[GIVEN EXERCISE] Print the listing below exactly.

──────── DATA TO PROCESS ────────

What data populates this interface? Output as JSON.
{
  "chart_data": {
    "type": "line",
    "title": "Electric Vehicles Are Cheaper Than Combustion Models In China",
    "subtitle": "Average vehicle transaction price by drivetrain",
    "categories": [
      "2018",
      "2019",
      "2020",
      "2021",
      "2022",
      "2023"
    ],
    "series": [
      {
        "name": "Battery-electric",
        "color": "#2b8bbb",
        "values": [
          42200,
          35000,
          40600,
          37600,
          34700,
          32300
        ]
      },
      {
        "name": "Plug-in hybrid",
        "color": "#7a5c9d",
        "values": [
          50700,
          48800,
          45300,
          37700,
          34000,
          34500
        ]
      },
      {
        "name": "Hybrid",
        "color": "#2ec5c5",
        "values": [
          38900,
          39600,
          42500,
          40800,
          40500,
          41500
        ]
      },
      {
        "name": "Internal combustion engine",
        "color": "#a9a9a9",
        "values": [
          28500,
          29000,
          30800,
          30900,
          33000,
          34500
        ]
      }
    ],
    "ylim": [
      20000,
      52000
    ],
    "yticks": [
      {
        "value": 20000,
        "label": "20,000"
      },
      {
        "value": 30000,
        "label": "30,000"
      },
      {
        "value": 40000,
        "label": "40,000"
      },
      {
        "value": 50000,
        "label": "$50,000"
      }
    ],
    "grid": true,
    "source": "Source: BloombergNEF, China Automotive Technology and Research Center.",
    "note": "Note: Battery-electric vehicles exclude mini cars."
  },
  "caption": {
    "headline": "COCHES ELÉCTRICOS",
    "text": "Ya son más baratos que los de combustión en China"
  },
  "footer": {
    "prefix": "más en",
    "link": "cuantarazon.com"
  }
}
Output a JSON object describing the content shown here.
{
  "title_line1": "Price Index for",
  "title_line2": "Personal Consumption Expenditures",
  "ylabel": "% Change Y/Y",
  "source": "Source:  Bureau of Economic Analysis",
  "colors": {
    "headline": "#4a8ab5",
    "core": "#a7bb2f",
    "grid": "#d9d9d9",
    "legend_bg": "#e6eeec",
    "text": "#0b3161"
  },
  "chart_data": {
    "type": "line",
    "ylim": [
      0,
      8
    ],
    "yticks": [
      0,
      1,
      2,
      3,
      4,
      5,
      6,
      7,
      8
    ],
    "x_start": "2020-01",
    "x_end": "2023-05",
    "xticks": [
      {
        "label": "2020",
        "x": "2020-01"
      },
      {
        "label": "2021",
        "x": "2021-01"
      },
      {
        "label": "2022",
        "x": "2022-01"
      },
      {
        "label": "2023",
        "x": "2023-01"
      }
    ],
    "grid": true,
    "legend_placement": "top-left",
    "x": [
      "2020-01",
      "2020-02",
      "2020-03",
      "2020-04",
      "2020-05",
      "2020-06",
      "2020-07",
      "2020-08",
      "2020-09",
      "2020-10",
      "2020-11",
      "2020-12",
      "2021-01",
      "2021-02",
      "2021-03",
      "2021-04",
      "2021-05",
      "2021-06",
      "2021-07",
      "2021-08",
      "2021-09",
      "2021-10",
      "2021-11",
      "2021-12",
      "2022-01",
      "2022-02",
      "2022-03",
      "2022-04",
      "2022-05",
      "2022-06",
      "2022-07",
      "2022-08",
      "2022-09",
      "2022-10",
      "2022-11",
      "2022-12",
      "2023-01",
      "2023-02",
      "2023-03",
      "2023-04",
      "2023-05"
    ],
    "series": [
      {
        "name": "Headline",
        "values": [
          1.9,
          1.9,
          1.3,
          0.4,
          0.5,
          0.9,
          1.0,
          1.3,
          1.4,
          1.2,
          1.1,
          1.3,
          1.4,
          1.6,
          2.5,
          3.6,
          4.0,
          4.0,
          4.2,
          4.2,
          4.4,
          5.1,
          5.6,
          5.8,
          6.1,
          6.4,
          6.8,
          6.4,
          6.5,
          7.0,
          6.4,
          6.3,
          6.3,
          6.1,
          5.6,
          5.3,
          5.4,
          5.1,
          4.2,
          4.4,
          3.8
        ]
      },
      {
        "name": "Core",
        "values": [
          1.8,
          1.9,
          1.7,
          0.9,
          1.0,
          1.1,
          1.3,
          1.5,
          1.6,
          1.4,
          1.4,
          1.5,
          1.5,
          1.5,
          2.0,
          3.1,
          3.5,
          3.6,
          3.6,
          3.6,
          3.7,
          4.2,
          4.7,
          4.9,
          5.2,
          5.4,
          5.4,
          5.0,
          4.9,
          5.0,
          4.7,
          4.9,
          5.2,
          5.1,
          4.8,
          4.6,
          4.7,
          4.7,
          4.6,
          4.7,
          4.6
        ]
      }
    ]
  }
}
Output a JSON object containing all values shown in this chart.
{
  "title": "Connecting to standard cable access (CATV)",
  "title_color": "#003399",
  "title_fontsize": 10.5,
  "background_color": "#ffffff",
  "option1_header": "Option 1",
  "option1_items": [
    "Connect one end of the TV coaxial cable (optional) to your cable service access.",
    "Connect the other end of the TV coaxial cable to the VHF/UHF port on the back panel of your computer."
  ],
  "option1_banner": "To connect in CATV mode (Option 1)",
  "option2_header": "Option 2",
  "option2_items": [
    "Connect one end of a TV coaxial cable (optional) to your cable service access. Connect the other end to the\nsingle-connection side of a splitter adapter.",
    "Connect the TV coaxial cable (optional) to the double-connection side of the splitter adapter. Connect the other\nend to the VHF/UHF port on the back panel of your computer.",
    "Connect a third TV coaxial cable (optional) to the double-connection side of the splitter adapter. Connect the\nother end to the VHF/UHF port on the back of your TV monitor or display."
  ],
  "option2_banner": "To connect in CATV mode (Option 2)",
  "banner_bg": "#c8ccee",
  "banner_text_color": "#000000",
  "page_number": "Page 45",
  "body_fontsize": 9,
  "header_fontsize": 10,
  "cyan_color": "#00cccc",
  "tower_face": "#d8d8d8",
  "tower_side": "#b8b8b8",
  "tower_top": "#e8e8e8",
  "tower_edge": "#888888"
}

────────

[FULL SOLUTION]
What data populates this interface? Output as JSON.
{
  "chart_data": {
    "type": "line",
    "title": "Electric Vehicles Are Cheaper Than Combustion Models In China",
    "subtitle": "Average vehicle transaction price by drivetrain",
    "categories": [
      "2018",
      "2019",
      "2020",
      "2021",
      "2022",
      "2023"
    ],
    "series": [
      {
        "name": "Battery-electric",
        "color": "#2b8bbb",
        "values": [
          42200,
          35000,
          40600,
          37600,
          34700,
          32300
        ]
      },
      {
        "name": "Plug-in hybrid",
        "color": "#7a5c9d",
        "values": [
          50700,
          48800,
          45300,
          37700,
          34000,
          34500
        ]
      },
      {
        "name": "Hybrid",
        "color": "#2ec5c5",
        "values": [
          38900,
          39600,
          42500,
          40800,
          40500,
          41500
        ]
      },
      {
        "name": "Internal combustion engine",
        "color": "#a9a9a9",
        "values": [
          28500,
          29000,
          30800,
          30900,
          33000,
          34500
        ]
      }
    ],
    "ylim": [
      20000,
      52000
    ],
    "yticks": [
      {
        "value": 20000,
        "label": "20,000"
      },
      {
        "value": 30000,
        "label": "30,000"
      },
      {
        "value": 40000,
        "label": "40,000"
      },
      {
        "value": 50000,
        "label": "$50,000"
      }
    ],
    "grid": true,
    "source": "Source: BloombergNEF, China Automotive Technology and Research Center.",
    "note": "Note: Battery-electric vehicles exclude mini cars."
  },
  "caption": {
    "headline": "COCHES ELÉCTRICOS",
    "text": "Ya son más baratos que los de combustión en China"
  },
  "footer": {
    "prefix": "más en",
    "link": "cuantarazon.com"
  }
}
Output a JSON object describing the content shown here.
{
  "title_line1": "Price Index for",
  "title_line2": "Personal Consumption Expenditures",
  "ylabel": "% Change Y/Y",
  "source": "Source:  Bureau of Economic Analysis",
  "colors": {
    "headline": "#4a8ab5",
    "core": "#a7bb2f",
    "grid": "#d9d9d9",
    "legend_bg": "#e6eeec",
    "text": "#0b3161"
  },
  "chart_data": {
    "type": "line",
    "ylim": [
      0,
      8
    ],
    "yticks": [
      0,
      1,
      2,
      3,
      4,
      5,
      6,
      7,
      8
    ],
    "x_start": "2020-01",
    "x_end": "2023-05",
    "xticks": [
      {
        "label": "2020",
        "x": "2020-01"
      },
      {
        "label": "2021",
        "x": "2021-01"
      },
      {
        "label": "2022",
        "x": "2022-01"
      },
      {
        "label": "2023",
        "x": "2023-01"
      }
    ],
    "grid": true,
    "legend_placement": "top-left",
    "x": [
      "2020-01",
      "2020-02",
      "2020-03",
      "2020-04",
      "2020-05",
      "2020-06",
      "2020-07",
      "2020-08",
      "2020-09",
      "2020-10",
      "2020-11",
      "2020-12",
      "2021-01",
      "2021-02",
      "2021-03",
      "2021-04",
      "2021-05",
      "2021-06",
      "2021-07",
      "2021-08",
      "2021-09",
      "2021-10",
      "2021-11",
      "2021-12",
      "2022-01",
      "2022-02",
      "2022-03",
      "2022-04",
      "2022-05",
      "2022-06",
      "2022-07",
      "2022-08",
      "2022-09",
      "2022-10",
      "2022-11",
      "2022-12",
      "2023-01",
      "2023-02",
      "2023-03",
      "2023-04",
      "2023-05"
    ],
    "series": [
      {
        "name": "Headline",
        "values": [
          1.9,
          1.9,
          1.3,
          0.4,
          0.5,
          0.9,
          1.0,
          1.3,
          1.4,
          1.2,
          1.1,
          1.3,
          1.4,
          1.6,
          2.5,
          3.6,
          4.0,
          4.0,
          4.2,
          4.2,
          4.4,
          5.1,
          5.6,
          5.8,
          6.1,
          6.4,
          6.8,
          6.4,
          6.5,
          7.0,
          6.4,
          6.3,
          6.3,
          6.1,
          5.6,
          5.3,
          5.4,
          5.1,
          4.2,
          4.4,
          3.8
        ]
      },
      {
        "name": "Core",
        "values": [
          1.8,
          1.9,
          1.7,
          0.9,
          1.0,
          1.1,
          1.3,
          1.5,
          1.6,
          1.4,
          1.4,
          1.5,
          1.5,
          1.5,
          2.0,
          3.1,
          3.5,
          3.6,
          3.6,
          3.6,
          3.7,
          4.2,
          4.7,
          4.9,
          5.2,
          5.4,
          5.4,
          5.0,
          4.9,
          5.0,
          4.7,
          4.9,
          5.2,
          5.1,
          4.8,
          4.6,
          4.7,
          4.7,
          4.6,
          4.7,
          4.6
        ]
      }
    ]
  }
}
Output a JSON object containing all values shown in this chart.
{
  "title": "Connecting to standard cable access (CATV)",
  "title_color": "#003399",
  "title_fontsize": 10.5,
  "background_color": "#ffffff",
  "option1_header": "Option 1",
  "option1_items": [
    "Connect one end of the TV coaxial cable (optional) to your cable service access.",
    "Connect the other end of the TV coaxial cable to the VHF/UHF port on the back panel of your computer."
  ],
  "option1_banner": "To connect in CATV mode (Option 1)",
  "option2_header": "Option 2",
  "option2_items": [
    "Connect one end of a TV coaxial cable (optional) to your cable service access. Connect the other end to the\nsingle-connection side of a splitter adapter.",
    "Connect the TV coaxial cable (optional) to the double-connection side of the splitter adapter. Connect the other\nend to the VHF/UHF port on the back panel of your computer.",
    "Connect a third TV coaxial cable (optional) to the double-connection side of the splitter adapter. Connect the\nother end to the VHF/UHF port on the back of your TV monitor or display."
  ],
  "option2_banner": "To connect in CATV mode (Option 2)",
  "banner_bg": "#c8ccee",
  "banner_text_color": "#000000",
  "page_number": "Page 45",
  "body_fontsize": 9,
  "header_fontsize": 10,
  "cyan_color": "#00cccc",
  "tower_face": "#d8d8d8",
  "tower_side": "#b8b8b8",
  "tower_top": "#e8e8e8",
  "tower_edge": "#888888"
}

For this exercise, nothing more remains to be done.